++++ Input records
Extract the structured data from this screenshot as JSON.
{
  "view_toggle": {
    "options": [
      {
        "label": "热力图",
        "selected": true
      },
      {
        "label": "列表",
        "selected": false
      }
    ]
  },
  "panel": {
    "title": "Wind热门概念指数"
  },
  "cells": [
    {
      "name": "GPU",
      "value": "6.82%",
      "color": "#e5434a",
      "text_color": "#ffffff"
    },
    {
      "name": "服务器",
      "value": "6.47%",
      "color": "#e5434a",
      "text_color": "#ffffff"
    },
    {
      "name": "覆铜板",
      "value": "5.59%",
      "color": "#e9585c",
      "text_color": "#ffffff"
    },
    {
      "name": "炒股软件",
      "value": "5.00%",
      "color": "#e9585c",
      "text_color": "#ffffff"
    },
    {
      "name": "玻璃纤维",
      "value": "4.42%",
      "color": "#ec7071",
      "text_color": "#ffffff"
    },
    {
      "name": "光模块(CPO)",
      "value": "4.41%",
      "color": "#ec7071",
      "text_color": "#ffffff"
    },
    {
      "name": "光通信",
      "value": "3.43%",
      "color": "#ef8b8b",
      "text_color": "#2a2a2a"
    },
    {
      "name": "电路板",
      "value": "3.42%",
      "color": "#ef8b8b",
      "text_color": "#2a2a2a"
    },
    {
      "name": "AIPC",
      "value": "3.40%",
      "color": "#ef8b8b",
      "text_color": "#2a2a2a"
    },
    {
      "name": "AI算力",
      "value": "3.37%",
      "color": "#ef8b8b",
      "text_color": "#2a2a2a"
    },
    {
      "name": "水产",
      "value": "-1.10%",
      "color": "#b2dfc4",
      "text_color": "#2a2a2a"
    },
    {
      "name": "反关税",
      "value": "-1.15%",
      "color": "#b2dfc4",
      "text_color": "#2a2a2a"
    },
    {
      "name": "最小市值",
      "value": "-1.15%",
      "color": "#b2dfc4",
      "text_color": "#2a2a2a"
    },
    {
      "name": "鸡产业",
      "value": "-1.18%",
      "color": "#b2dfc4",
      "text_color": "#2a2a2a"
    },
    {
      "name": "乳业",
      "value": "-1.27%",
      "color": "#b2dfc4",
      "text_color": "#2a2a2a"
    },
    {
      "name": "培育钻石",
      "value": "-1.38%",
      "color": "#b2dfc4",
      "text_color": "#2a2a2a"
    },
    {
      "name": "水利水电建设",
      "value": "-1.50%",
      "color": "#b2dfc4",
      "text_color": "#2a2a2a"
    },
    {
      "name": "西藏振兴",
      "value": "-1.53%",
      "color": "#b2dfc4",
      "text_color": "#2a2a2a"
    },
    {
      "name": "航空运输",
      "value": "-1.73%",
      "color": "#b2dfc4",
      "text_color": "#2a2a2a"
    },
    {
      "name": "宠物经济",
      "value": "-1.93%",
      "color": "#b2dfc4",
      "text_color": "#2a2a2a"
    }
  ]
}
++++++++
_Aim_
Your task is to reproduce all of the records exactly.

_Full response_
Extract the structured data from this screenshot as JSON.
{
  "view_toggle": {
    "options": [
      {
        "label": "热力图",
        "selected": true
      },
      {
        "label": "列表",
        "selected": false
      }
    ]
  },
  "panel": {
    "title": "Wind热门概念指数"
  },
  "cells": [
    {
      "name": "GPU",
      "value": "6.82%",
      "color": "#e5434a",
      "text_color": "#ffffff"
    },
    {
      "name": "服务器",
      "value": "6.47%",
      "color": "#e5434a",
      "text_color": "#ffffff"
    },
    {
      "name": "覆铜板",
      "value": "5.59%",
      "color": "#e9585c",
      "text_color": "#ffffff"
    },
    {
      "name": "炒股软件",
      "value": "5.00%",
      "color": "#e9585c",
      "text_color": "#ffffff"
    },
    {
      "name": "玻璃纤维",
      "value": "4.42%",
      "color": "#ec7071",
      "text_color": "#ffffff"
    },
    {
      "name": "光模块(CPO)",
      "value": "4.41%",
      "color": "#ec7071",
      "text_color": "#ffffff"
    },
    {
      "name": "光通信",
      "value": "3.43%",
      "color": "#ef8b8b",
      "text_color": "#2a2a2a"
    },
    {
      "name": "电路板",
      "value": "3.42%",
      "color": "#ef8b8b",
      "text_color": "#2a2a2a"
    },
    {
      "name": "AIPC",
      "value": "3.40%",
      "color": "#ef8b8b",
      "text_color": "#2a2a2a"
    },
    {
      "name": "AI算力",
      "value": "3.37%",
      "color": "#ef8b8b",
      "text_color": "#2a2a2a"
    },
    {
      "name": "水产",
      "value": "-1.10%",
      "color": "#b2dfc4",
      "text_color": "#2a2a2a"
    },
    {
      "name": "反关税",
      "value": "-1.15%",
      "color": "#b2dfc4",
      "text_color": "#2a2a2a"
    },
    {
      "name": "最小市值",
      "value": "-1.15%",
      "color": "#b2dfc4",
      "text_color": "#2a2a2a"
    },
    {
      "name": "鸡产业",
      "value": "-1.18%",
      "color": "#b2dfc4",
      "text_color": "#2a2a2a"
    },
    {
      "name": "乳业",
      "value": "-1.27%",
      "color": "#b2dfc4",
      "text_color": "#2a2a2a"
    },
    {
      "name": "培育钻石",
      "value": "-1.38%",
      "color": "#b2dfc4",
      "text_color": "#2a2a2a"
    },
    {
      "name": "水利水电建设",
      "value": "-1.50%",
      "color": "#b2dfc4",
      "text_color": "#2a2a2a"
    },
    {
      "name": "西藏振兴",
      "value": "-1.53%",
      "color": "#b2dfc4",
      "text_color": "#2a2a2a"
    },
    {
      "name": "航空运输",
      "value": "-1.73%",
      "color": "#b2dfc4",
      "text_color": "#2a2a2a"
    },
    {
      "name": "宠物经济",
      "value": "-1.93%",
      "color": "#b2dfc4",
      "text_color": "#2a2a2a"
    }
  ]
}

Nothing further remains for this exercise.